■ Stated exercise:
Search the material below for the word "메뉴에서" and copy every line in which it occurs.

■ Given data:
*****

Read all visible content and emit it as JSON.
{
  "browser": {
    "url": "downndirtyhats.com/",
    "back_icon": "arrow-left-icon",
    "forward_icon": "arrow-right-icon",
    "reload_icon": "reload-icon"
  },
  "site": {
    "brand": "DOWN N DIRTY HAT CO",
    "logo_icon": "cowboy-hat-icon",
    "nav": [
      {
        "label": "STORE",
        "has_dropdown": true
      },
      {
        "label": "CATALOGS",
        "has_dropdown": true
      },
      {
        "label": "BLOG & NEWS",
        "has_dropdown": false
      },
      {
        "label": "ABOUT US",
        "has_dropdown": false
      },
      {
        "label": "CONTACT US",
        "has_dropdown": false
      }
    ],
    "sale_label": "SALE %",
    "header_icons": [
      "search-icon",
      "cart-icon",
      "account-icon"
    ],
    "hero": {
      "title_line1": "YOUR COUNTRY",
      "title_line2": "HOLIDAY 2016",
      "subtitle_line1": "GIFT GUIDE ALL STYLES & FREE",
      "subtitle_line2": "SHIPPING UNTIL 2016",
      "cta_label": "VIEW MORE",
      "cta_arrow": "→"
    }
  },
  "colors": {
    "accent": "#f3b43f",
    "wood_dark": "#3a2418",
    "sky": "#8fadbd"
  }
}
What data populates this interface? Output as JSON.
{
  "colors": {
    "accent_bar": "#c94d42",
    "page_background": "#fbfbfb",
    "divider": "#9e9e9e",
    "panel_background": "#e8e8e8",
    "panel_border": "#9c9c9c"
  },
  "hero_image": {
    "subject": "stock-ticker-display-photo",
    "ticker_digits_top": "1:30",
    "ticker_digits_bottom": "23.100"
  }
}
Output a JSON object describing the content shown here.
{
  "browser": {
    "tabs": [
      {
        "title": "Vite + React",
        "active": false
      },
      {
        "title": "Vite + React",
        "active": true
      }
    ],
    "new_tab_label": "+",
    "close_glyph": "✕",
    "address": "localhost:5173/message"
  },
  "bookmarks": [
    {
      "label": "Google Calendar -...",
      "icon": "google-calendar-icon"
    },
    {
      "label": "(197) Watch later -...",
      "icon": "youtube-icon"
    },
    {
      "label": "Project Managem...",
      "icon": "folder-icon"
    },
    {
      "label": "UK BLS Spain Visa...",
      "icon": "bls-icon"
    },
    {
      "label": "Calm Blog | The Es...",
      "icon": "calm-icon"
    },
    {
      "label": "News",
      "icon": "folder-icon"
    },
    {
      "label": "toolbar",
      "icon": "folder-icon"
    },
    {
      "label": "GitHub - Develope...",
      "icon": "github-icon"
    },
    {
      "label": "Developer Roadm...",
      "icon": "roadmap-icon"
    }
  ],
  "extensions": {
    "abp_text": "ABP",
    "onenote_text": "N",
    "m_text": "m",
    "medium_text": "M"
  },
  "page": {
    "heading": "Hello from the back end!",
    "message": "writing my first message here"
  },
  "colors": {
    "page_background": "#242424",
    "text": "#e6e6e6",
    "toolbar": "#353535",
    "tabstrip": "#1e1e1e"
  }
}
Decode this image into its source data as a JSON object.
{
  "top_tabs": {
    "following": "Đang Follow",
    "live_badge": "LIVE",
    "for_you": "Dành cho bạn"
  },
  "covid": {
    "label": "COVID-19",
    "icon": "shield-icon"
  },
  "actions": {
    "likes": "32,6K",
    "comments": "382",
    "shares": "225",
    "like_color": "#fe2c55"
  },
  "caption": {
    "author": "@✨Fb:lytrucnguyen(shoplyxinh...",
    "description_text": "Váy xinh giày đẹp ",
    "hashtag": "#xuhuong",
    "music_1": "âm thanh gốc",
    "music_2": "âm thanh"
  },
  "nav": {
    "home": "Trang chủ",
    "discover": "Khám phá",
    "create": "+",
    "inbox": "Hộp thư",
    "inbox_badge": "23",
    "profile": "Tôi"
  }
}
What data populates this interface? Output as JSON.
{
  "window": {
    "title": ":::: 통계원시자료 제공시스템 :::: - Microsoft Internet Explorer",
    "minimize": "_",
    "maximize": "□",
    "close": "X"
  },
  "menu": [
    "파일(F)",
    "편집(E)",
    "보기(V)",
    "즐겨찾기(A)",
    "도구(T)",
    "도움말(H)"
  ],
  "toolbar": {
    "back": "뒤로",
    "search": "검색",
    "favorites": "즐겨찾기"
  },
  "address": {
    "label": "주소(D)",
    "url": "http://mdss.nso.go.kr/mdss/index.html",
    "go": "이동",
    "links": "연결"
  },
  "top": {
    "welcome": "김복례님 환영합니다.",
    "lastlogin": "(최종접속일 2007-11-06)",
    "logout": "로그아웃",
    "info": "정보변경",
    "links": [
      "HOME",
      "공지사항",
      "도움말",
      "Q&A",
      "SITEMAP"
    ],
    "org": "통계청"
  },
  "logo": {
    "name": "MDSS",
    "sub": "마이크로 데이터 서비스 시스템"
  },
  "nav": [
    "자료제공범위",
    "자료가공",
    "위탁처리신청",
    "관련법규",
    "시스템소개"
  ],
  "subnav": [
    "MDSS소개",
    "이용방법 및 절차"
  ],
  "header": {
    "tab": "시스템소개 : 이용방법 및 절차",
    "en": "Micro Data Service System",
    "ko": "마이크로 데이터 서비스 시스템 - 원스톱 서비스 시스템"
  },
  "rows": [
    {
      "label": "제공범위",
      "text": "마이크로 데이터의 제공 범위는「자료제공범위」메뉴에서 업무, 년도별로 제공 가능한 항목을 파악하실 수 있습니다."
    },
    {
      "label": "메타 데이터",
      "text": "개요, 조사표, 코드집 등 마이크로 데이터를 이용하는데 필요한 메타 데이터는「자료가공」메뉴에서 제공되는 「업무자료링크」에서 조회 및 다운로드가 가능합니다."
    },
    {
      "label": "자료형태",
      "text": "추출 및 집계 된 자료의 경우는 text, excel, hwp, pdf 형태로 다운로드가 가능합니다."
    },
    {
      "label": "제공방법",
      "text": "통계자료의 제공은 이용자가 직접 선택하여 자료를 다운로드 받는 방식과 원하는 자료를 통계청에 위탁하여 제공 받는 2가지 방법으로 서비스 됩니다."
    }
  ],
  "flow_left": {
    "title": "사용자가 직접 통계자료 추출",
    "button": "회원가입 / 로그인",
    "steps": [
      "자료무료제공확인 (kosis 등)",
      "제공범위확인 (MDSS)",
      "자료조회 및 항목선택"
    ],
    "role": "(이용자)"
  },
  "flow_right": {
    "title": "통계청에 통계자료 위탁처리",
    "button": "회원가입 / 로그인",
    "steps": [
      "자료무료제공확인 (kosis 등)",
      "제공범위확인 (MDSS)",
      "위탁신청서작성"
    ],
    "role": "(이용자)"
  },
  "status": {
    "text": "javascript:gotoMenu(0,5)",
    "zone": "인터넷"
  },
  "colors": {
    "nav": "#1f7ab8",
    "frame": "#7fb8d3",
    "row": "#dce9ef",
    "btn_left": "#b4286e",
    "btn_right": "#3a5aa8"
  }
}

*****

■ The output:
      "text": "마이크로 데이터의 제공 범위는「자료제공범위」메뉴에서 업무, 년도별로 제공 가능한 항목을 파악하실 수 있습니다."
      "text": "개요, 조사표, 코드집 등 마이크로 데이터를 이용하는데 필요한 메타 데이터는「자료가공」메뉴에서 제공되는 「업무자료링크」에서 조회 및 다운로드가 가능합니다."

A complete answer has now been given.